List each line of the data that holds the string "style".

** begin TASK DATA **

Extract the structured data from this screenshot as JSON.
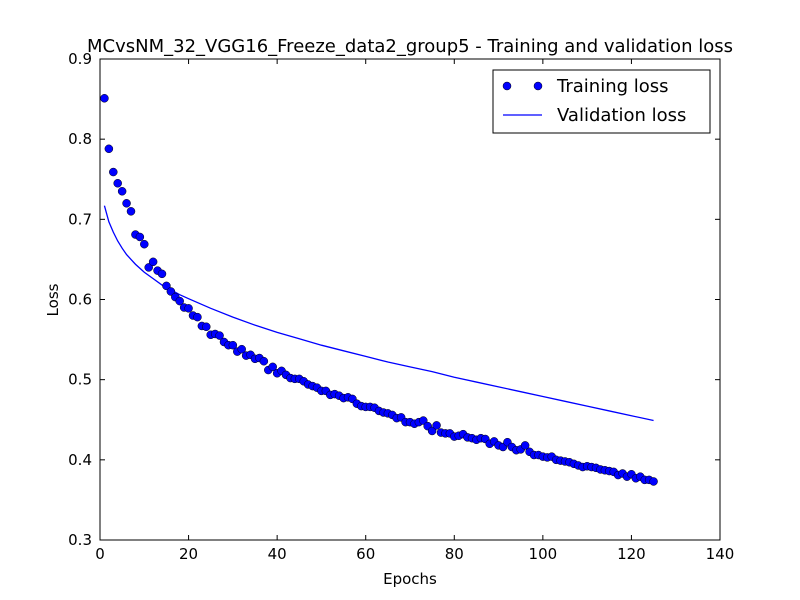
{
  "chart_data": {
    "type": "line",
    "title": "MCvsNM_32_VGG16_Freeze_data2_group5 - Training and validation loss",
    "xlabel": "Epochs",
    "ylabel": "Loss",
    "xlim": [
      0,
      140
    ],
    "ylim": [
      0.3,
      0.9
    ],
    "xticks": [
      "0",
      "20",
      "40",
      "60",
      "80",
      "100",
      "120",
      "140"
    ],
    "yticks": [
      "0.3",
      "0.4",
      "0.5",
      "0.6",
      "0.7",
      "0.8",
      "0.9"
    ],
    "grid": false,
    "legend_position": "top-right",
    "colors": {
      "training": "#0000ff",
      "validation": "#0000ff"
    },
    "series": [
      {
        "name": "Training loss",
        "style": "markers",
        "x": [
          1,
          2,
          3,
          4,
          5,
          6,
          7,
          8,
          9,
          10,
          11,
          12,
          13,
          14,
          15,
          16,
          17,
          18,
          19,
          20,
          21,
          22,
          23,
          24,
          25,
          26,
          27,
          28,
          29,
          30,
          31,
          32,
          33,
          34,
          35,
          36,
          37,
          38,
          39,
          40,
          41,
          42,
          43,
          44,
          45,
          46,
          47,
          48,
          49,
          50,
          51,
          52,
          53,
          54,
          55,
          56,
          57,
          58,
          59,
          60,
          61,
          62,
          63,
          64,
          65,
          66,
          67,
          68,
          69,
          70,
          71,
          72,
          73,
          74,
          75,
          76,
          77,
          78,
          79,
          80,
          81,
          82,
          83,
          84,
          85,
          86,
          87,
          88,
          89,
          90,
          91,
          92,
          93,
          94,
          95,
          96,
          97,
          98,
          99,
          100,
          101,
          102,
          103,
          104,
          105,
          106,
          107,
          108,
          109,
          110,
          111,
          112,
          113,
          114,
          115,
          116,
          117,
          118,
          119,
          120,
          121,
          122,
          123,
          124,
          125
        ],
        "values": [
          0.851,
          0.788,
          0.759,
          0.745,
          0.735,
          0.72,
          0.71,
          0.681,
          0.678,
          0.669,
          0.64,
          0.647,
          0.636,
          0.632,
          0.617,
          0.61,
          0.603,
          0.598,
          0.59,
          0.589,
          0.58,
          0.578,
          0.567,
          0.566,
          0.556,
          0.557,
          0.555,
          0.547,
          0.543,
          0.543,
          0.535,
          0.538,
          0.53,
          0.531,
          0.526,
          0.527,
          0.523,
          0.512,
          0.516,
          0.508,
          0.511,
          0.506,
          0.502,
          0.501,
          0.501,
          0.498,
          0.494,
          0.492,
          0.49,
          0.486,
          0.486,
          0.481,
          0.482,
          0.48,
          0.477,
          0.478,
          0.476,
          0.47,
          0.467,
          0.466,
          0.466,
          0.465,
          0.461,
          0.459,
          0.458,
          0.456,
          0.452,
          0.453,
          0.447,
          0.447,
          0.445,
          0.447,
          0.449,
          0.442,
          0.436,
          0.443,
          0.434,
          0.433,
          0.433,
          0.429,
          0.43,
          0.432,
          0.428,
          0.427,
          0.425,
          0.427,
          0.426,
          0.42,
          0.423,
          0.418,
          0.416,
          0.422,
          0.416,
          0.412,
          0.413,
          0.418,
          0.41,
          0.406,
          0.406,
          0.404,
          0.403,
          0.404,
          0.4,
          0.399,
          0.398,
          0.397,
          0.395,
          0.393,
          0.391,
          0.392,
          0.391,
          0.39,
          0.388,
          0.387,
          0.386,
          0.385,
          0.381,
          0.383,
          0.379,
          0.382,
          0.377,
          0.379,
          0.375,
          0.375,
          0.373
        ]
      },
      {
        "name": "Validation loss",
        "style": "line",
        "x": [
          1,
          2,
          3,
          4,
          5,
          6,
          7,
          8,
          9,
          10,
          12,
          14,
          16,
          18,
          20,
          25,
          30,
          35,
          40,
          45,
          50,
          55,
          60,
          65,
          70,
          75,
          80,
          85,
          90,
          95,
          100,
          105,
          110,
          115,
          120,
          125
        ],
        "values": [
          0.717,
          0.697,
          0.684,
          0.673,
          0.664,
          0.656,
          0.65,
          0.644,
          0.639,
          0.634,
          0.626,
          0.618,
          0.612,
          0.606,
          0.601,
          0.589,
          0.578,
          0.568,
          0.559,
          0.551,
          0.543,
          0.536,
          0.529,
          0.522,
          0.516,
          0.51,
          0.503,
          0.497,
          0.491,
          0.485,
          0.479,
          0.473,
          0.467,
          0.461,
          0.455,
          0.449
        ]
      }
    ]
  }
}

** end TASK DATA **
** begin TASK DATA **

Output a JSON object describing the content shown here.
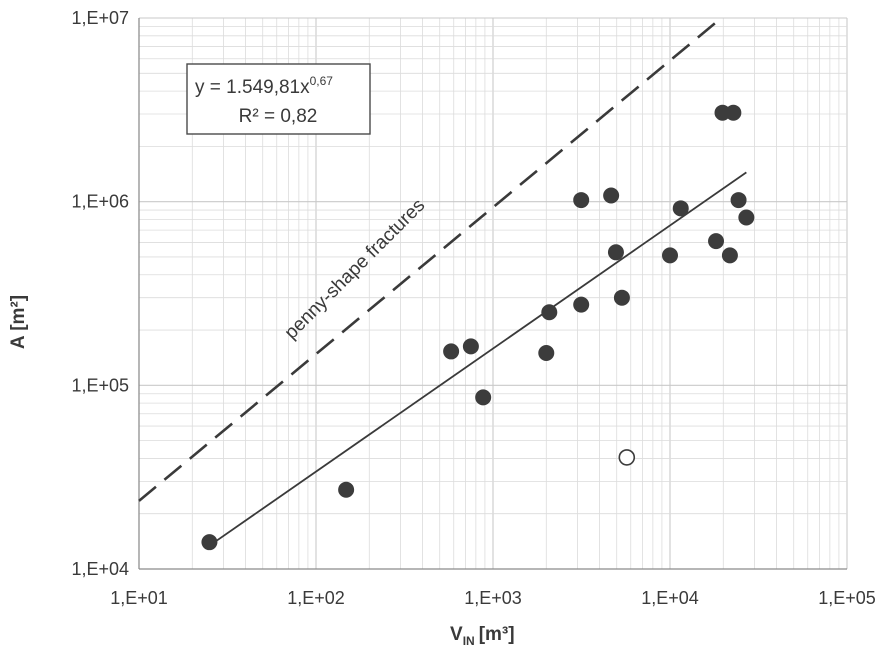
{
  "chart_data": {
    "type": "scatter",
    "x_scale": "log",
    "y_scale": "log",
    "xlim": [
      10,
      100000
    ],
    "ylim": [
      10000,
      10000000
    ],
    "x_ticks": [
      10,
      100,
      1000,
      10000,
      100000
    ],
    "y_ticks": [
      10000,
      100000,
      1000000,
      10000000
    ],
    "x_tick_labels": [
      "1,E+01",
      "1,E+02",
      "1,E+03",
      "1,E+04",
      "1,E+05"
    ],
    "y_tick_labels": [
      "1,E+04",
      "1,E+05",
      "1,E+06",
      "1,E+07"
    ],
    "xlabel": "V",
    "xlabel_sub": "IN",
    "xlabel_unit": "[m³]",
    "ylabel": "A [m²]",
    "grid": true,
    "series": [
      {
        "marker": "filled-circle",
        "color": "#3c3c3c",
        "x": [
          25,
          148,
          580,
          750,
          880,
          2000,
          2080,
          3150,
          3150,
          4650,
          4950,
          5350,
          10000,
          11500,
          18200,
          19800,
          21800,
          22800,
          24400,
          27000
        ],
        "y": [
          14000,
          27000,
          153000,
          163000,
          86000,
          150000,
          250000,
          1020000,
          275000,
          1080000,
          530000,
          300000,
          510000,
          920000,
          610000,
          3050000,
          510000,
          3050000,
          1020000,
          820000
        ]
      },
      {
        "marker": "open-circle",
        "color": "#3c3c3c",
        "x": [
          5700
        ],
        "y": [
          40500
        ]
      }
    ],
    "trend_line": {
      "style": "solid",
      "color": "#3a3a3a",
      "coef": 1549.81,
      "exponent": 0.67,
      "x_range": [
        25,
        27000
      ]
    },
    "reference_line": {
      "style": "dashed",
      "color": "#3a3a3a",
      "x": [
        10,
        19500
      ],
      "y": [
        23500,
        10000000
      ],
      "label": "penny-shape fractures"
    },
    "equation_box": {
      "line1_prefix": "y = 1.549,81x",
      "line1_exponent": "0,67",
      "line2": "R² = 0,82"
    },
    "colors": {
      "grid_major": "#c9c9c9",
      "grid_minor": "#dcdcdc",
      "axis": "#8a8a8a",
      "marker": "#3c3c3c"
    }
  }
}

** end TASK DATA **
** begin TASK DATA **

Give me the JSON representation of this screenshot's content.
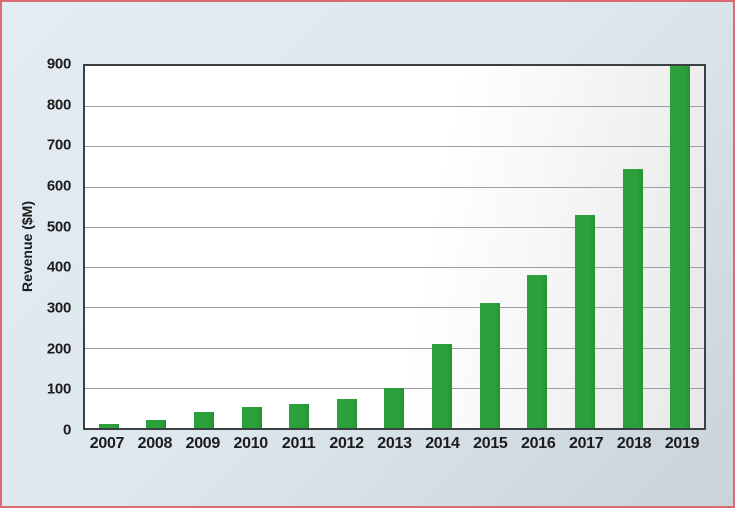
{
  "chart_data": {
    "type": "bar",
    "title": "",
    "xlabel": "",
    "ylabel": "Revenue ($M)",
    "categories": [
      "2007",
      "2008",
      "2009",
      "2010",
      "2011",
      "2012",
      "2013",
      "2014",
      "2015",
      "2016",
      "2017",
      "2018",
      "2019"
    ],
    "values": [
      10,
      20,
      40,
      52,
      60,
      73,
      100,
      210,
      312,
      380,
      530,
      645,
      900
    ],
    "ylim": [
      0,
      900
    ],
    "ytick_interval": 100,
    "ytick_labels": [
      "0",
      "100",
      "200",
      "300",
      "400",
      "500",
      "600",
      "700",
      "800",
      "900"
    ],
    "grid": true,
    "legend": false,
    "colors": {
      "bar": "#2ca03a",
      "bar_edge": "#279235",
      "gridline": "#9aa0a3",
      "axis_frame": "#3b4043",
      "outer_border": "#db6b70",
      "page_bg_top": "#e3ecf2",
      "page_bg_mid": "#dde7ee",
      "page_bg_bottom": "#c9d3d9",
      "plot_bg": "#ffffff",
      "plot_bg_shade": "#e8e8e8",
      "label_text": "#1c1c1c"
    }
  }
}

** end TASK DATA **

*CORRECT RESULT*:
        "style": "markers",
        "style": "line",
      "style": "solid",
      "style": "dashed",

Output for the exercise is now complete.